▶ [Do this]: Pull out from the material below all lines with "remain".

──────

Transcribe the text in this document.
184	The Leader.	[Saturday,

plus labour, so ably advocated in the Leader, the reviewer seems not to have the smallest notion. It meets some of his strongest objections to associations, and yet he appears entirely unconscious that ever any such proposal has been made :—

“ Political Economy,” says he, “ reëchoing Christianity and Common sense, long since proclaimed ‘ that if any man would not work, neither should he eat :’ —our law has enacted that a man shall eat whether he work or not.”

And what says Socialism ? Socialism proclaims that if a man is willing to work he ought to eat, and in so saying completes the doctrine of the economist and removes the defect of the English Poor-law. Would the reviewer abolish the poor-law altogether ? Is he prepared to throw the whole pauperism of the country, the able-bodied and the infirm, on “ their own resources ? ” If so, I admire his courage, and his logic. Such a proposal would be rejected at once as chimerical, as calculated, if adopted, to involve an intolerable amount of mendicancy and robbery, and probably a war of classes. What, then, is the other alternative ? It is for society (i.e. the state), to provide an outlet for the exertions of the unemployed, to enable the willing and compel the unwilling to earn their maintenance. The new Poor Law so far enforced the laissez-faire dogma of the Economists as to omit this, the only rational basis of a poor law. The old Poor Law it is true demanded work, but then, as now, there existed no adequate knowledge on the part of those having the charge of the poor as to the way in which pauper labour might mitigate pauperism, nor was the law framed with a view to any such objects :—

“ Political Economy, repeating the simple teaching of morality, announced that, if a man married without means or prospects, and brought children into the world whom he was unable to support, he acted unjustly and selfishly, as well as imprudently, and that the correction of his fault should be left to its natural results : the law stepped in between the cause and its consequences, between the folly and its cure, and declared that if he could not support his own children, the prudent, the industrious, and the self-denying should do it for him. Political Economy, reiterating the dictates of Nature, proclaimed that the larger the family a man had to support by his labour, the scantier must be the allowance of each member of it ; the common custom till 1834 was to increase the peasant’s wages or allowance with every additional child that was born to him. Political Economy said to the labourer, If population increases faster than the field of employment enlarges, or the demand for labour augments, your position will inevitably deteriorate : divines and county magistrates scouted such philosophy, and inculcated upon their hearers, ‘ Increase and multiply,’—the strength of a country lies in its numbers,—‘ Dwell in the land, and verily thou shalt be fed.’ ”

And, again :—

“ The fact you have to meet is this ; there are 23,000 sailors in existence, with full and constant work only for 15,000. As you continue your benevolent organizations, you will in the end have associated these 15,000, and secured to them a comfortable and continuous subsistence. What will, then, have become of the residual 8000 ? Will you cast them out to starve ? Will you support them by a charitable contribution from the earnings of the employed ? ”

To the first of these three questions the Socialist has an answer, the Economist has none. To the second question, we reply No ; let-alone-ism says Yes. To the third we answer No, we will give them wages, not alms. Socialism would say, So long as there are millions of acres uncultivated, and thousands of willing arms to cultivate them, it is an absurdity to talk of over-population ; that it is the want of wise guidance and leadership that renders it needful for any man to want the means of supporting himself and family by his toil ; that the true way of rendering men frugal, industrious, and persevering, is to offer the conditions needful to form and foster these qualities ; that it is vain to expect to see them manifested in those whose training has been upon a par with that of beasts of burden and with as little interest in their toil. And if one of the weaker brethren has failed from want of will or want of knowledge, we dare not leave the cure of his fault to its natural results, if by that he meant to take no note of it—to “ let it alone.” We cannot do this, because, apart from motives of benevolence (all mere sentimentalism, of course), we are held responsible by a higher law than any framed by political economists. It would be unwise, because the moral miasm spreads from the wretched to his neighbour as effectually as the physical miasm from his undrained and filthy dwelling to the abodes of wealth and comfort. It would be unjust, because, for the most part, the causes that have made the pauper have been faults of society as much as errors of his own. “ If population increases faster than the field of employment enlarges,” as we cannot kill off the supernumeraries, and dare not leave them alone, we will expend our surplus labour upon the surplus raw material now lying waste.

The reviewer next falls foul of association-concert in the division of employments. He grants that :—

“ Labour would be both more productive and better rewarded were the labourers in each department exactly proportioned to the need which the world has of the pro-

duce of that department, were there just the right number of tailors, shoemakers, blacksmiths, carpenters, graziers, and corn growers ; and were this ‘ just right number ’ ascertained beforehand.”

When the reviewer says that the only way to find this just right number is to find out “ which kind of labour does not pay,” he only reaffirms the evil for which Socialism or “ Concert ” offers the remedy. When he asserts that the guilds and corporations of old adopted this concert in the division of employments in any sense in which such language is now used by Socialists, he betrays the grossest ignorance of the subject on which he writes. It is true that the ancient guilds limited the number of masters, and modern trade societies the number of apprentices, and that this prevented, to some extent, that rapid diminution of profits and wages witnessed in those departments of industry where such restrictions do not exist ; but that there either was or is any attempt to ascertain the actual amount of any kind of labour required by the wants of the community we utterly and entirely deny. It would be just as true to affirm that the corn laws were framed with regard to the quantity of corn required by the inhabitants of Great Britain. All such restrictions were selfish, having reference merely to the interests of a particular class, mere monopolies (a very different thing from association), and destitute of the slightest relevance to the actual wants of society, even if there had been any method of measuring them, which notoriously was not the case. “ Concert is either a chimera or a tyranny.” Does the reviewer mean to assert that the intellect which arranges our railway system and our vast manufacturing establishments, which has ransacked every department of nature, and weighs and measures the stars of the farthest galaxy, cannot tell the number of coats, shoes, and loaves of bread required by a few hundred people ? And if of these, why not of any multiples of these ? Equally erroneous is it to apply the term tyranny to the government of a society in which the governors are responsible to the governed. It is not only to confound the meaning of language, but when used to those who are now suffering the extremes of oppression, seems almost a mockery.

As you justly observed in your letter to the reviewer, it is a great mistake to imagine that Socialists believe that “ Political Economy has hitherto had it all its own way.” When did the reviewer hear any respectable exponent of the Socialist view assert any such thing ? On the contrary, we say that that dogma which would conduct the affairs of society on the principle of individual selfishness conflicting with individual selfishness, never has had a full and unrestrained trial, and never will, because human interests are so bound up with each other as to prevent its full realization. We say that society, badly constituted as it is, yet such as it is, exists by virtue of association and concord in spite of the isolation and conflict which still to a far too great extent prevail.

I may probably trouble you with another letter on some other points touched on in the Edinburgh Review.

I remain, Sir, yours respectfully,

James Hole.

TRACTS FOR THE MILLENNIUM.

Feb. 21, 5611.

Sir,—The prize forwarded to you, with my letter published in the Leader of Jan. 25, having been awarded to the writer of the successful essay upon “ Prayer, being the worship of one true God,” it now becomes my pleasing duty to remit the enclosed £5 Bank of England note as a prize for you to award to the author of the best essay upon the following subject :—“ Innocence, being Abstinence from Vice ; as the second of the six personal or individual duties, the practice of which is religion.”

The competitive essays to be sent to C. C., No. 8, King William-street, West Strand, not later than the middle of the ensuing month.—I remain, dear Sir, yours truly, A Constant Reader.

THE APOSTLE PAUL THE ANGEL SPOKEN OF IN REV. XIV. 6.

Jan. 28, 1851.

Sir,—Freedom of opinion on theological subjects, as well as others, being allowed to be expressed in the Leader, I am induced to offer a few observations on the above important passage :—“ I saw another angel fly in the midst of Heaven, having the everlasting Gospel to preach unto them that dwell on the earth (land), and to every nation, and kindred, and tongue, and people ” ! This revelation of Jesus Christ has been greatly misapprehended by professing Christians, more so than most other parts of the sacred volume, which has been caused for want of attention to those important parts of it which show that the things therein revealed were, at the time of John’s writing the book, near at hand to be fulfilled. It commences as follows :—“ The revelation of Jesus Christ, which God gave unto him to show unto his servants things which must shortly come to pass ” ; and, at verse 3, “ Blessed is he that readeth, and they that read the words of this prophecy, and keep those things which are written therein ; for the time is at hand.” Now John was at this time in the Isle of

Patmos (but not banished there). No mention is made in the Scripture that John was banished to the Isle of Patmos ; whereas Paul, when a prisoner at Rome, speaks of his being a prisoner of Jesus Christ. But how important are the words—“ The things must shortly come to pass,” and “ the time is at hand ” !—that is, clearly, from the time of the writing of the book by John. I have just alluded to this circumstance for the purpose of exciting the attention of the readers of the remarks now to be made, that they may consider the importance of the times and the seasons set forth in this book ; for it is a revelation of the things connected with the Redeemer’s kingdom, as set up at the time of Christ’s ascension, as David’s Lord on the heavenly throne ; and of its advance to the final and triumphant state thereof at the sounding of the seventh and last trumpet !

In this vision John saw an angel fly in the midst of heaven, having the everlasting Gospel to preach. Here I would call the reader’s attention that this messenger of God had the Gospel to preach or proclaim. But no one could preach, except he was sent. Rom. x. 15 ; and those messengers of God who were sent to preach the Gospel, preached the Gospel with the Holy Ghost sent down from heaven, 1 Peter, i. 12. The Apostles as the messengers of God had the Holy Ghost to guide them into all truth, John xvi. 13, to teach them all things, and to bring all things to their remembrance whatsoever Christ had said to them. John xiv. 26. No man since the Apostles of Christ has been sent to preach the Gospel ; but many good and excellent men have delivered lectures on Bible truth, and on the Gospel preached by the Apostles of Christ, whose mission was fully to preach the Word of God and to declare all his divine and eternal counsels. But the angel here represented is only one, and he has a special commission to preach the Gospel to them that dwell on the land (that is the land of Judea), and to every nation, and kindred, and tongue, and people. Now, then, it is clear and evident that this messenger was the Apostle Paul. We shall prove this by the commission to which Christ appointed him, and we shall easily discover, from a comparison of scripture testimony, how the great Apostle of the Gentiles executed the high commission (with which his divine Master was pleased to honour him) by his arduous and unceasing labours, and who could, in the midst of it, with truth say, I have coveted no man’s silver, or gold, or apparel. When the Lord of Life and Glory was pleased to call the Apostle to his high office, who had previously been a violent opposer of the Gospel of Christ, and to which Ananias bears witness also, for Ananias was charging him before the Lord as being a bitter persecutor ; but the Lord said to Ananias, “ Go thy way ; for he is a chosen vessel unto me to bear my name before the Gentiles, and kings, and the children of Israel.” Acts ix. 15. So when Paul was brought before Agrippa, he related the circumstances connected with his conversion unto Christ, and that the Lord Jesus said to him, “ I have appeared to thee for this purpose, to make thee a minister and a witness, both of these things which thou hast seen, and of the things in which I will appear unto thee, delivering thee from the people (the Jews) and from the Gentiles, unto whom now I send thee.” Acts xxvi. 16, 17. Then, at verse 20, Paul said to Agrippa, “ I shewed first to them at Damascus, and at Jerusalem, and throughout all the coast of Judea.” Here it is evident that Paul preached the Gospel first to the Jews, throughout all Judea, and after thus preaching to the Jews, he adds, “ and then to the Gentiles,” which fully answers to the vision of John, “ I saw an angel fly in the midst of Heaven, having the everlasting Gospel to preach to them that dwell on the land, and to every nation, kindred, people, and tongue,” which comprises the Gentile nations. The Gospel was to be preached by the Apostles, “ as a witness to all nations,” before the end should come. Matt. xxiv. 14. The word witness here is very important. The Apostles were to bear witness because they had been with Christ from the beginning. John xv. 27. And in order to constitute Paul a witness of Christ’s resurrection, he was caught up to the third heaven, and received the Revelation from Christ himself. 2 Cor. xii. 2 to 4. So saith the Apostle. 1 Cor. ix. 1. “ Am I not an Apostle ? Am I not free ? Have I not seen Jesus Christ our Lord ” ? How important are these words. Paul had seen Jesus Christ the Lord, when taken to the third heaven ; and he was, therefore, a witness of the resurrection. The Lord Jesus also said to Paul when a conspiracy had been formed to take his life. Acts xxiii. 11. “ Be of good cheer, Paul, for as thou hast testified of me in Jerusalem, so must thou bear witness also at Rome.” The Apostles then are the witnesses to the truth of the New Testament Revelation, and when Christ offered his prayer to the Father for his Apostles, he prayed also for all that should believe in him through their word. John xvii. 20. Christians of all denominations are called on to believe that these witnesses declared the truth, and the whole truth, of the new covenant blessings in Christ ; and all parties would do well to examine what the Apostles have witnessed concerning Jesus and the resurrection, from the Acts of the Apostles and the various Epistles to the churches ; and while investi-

──────

▶ [Result of the exercise]:
I remain, Sir, yours respectfully,
The competitive essays to be sent to C. C., No. 8, King William-street, West Strand, not later than the middle of the ensuing month.—I remain, dear Sir, yours truly, A Constant Reader.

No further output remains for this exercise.